#### Requirements
Every line from the one with "Transcribe this chart's" to the end of the data needs to be copied exactly, and no line before it.

-- start of Records shown --

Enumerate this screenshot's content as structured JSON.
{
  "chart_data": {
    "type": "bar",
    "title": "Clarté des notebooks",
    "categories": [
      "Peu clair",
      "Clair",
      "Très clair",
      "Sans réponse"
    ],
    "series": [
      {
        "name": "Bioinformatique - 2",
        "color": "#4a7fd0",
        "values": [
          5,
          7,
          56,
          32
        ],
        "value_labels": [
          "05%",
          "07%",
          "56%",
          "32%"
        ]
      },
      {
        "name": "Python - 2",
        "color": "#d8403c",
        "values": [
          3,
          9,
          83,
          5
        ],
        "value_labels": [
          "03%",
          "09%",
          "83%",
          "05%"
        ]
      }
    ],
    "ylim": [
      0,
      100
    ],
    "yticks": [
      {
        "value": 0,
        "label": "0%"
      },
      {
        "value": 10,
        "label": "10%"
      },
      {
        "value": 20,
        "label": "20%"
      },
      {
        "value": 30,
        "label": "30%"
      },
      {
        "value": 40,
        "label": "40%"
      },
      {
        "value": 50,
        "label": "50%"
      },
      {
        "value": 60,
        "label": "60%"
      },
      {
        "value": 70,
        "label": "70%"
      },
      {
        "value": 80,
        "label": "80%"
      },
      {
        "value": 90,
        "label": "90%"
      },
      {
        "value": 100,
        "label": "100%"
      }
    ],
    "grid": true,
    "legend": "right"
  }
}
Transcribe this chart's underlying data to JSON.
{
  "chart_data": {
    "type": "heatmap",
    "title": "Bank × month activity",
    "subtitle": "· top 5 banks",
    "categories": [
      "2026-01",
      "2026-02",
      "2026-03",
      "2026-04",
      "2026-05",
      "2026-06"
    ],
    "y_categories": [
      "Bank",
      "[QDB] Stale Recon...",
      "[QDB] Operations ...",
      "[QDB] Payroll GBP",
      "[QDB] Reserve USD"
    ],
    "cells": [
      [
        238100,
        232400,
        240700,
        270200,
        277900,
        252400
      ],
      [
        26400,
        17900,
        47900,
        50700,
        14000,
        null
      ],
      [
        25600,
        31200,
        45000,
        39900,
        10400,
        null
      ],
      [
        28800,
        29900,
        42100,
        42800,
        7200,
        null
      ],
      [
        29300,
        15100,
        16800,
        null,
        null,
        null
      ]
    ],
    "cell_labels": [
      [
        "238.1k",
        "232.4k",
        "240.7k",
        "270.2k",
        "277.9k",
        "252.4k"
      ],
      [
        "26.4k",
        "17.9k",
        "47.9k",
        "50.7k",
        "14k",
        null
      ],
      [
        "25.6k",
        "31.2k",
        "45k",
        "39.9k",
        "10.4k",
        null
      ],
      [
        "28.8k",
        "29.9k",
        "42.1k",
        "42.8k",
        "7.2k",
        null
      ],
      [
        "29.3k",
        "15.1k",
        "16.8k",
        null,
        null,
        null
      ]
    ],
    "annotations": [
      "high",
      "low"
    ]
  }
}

-- end of Records shown --

#### Final answer
Transcribe this chart's underlying data to JSON.
{
  "chart_data": {
    "type": "heatmap",
    "title": "Bank × month activity",
    "subtitle": "· top 5 banks",
    "categories": [
      "2026-01",
      "2026-02",
      "2026-03",
      "2026-04",
      "2026-05",
      "2026-06"
    ],
    "y_categories": [
      "Bank",
      "[QDB] Stale Recon...",
      "[QDB] Operations ...",
      "[QDB] Payroll GBP",
      "[QDB] Reserve USD"
    ],
    "cells": [
      [
        238100,
        232400,
        240700,
        270200,
        277900,
        252400
      ],
      [
        26400,
        17900,
        47900,
        50700,
        14000,
        null
      ],
      [
        25600,
        31200,
        45000,
        39900,
        10400,
        null
      ],
      [
        28800,
        29900,
        42100,
        42800,
        7200,
        null
      ],
      [
        29300,
        15100,
        16800,
        null,
        null,
        null
      ]
    ],
    "cell_labels": [
      [
        "238.1k",
        "232.4k",
        "240.7k",
        "270.2k",
        "277.9k",
        "252.4k"
      ],
      [
        "26.4k",
        "17.9k",
        "47.9k",
        "50.7k",
        "14k",
        null
      ],
      [
        "25.6k",
        "31.2k",
        "45k",
        "39.9k",
        "10.4k",
        null
      ],
      [
        "28.8k",
        "29.9k",
        "42.1k",
        "42.8k",
        "7.2k",
        null
      ],
      [
        "29.3k",
        "15.1k",
        "16.8k",
        null,
        null,
        null
      ]
    ],
    "annotations": [
      "high",
      "low"
    ]
  }
}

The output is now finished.